Data records
*****
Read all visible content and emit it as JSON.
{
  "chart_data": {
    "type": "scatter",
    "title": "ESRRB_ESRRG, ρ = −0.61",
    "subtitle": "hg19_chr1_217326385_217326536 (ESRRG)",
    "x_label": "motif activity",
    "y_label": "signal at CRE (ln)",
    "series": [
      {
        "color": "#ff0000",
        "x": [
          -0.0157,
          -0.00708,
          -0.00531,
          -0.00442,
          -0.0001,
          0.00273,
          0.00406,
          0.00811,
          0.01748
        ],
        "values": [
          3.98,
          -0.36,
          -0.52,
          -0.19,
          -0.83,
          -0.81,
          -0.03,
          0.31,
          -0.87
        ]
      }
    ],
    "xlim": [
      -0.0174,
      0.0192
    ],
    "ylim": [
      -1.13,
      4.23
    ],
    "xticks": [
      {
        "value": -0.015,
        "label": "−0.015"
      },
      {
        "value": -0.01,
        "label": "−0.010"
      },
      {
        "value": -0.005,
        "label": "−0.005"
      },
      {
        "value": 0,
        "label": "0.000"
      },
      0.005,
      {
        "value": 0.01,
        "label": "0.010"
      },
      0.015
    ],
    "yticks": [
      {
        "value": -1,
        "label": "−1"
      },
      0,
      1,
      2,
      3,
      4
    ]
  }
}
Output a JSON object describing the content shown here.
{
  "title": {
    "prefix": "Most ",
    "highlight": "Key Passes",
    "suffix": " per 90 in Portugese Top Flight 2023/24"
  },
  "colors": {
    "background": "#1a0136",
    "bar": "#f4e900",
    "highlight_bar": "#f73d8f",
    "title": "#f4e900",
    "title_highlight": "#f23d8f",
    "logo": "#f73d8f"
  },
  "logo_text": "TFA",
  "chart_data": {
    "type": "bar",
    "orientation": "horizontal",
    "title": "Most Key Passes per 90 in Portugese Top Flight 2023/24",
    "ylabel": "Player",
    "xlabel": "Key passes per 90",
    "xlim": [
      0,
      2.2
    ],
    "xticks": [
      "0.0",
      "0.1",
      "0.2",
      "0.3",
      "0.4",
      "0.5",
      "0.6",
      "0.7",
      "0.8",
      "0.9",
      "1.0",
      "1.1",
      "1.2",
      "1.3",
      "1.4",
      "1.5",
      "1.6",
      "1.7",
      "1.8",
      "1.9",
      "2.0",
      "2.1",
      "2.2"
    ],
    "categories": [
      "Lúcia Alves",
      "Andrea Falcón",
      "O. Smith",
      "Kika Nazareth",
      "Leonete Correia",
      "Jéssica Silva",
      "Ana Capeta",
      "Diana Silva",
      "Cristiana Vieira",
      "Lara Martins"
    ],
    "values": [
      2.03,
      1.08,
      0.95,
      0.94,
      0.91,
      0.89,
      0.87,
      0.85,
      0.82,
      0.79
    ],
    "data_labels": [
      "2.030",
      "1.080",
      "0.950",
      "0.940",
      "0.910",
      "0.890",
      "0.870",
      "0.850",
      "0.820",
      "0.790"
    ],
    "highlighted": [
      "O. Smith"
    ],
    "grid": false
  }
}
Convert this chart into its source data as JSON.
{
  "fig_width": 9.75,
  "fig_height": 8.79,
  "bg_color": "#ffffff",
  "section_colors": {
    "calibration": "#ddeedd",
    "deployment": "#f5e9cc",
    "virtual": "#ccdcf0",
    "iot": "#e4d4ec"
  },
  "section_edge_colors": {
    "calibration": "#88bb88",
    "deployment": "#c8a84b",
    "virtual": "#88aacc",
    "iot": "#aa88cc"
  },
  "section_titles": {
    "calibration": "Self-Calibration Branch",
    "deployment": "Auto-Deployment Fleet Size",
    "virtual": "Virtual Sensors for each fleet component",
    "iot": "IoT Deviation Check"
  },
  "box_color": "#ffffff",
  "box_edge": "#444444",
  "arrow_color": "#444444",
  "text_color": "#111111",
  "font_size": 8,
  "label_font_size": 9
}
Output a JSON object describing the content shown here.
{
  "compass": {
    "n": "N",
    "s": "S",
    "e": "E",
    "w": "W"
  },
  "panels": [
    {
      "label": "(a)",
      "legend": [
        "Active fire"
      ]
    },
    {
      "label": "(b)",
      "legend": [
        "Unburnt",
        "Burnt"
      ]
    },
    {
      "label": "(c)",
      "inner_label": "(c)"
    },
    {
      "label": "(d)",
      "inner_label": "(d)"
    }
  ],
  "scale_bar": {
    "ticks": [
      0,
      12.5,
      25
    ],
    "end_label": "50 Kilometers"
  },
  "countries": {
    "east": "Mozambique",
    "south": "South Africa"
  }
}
*****
| EXERCISE INSTRUCTIONS |
Write down the full listing again, exactly.

| RESPONSE TO THIS EXERCISE |
Read all visible content and emit it as JSON.
{
  "chart_data": {
    "type": "scatter",
    "title": "ESRRB_ESRRG, ρ = −0.61",
    "subtitle": "hg19_chr1_217326385_217326536 (ESRRG)",
    "x_label": "motif activity",
    "y_label": "signal at CRE (ln)",
    "series": [
      {
        "color": "#ff0000",
        "x": [
          -0.0157,
          -0.00708,
          -0.00531,
          -0.00442,
          -0.0001,
          0.00273,
          0.00406,
          0.00811,
          0.01748
        ],
        "values": [
          3.98,
          -0.36,
          -0.52,
          -0.19,
          -0.83,
          -0.81,
          -0.03,
          0.31,
          -0.87
        ]
      }
    ],
    "xlim": [
      -0.0174,
      0.0192
    ],
    "ylim": [
      -1.13,
      4.23
    ],
    "xticks": [
      {
        "value": -0.015,
        "label": "−0.015"
      },
      {
        "value": -0.01,
        "label": "−0.010"
      },
      {
        "value": -0.005,
        "label": "−0.005"
      },
      {
        "value": 0,
        "label": "0.000"
      },
      0.005,
      {
        "value": 0.01,
        "label": "0.010"
      },
      0.015
    ],
    "yticks": [
      {
        "value": -1,
        "label": "−1"
      },
      0,
      1,
      2,
      3,
      4
    ]
  }
}
Output a JSON object describing the content shown here.
{
  "title": {
    "prefix": "Most ",
    "highlight": "Key Passes",
    "suffix": " per 90 in Portugese Top Flight 2023/24"
  },
  "colors": {
    "background": "#1a0136",
    "bar": "#f4e900",
    "highlight_bar": "#f73d8f",
    "title": "#f4e900",
    "title_highlight": "#f23d8f",
    "logo": "#f73d8f"
  },
  "logo_text": "TFA",
  "chart_data": {
    "type": "bar",
    "orientation": "horizontal",
    "title": "Most Key Passes per 90 in Portugese Top Flight 2023/24",
    "ylabel": "Player",
    "xlabel": "Key passes per 90",
    "xlim": [
      0,
      2.2
    ],
    "xticks": [
      "0.0",
      "0.1",
      "0.2",
      "0.3",
      "0.4",
      "0.5",
      "0.6",
      "0.7",
      "0.8",
      "0.9",
      "1.0",
      "1.1",
      "1.2",
      "1.3",
      "1.4",
      "1.5",
      "1.6",
      "1.7",
      "1.8",
      "1.9",
      "2.0",
      "2.1",
      "2.2"
    ],
    "categories": [
      "Lúcia Alves",
      "Andrea Falcón",
      "O. Smith",
      "Kika Nazareth",
      "Leonete Correia",
      "Jéssica Silva",
      "Ana Capeta",
      "Diana Silva",
      "Cristiana Vieira",
      "Lara Martins"
    ],
    "values": [
      2.03,
      1.08,
      0.95,
      0.94,
      0.91,
      0.89,
      0.87,
      0.85,
      0.82,
      0.79
    ],
    "data_labels": [
      "2.030",
      "1.080",
      "0.950",
      "0.940",
      "0.910",
      "0.890",
      "0.870",
      "0.850",
      "0.820",
      "0.790"
    ],
    "highlighted": [
      "O. Smith"
    ],
    "grid": false
  }
}
Convert this chart into its source data as JSON.
{
  "fig_width": 9.75,
  "fig_height": 8.79,
  "bg_color": "#ffffff",
  "section_colors": {
    "calibration": "#ddeedd",
    "deployment": "#f5e9cc",
    "virtual": "#ccdcf0",
    "iot": "#e4d4ec"
  },
  "section_edge_colors": {
    "calibration": "#88bb88",
    "deployment": "#c8a84b",
    "virtual": "#88aacc",
    "iot": "#aa88cc"
  },
  "section_titles": {
    "calibration": "Self-Calibration Branch",
    "deployment": "Auto-Deployment Fleet Size",
    "virtual": "Virtual Sensors for each fleet component",
    "iot": "IoT Deviation Check"
  },
  "box_color": "#ffffff",
  "box_edge": "#444444",
  "arrow_color": "#444444",
  "text_color": "#111111",
  "font_size": 8,
  "label_font_size": 9
}
Output a JSON object describing the content shown here.
{
  "compass": {
    "n": "N",
    "s": "S",
    "e": "E",
    "w": "W"
  },
  "panels": [
    {
      "label": "(a)",
      "legend": [
        "Active fire"
      ]
    },
    {
      "label": "(b)",
      "legend": [
        "Unburnt",
        "Burnt"
      ]
    },
    {
      "label": "(c)",
      "inner_label": "(c)"
    },
    {
      "label": "(d)",
      "inner_label": "(d)"
    }
  ],
  "scale_bar": {
    "ticks": [
      0,
      12.5,
      25
    ],
    "end_label": "50 Kilometers"
  },
  "countries": {
    "east": "Mozambique",
    "south": "South Africa"
  }
}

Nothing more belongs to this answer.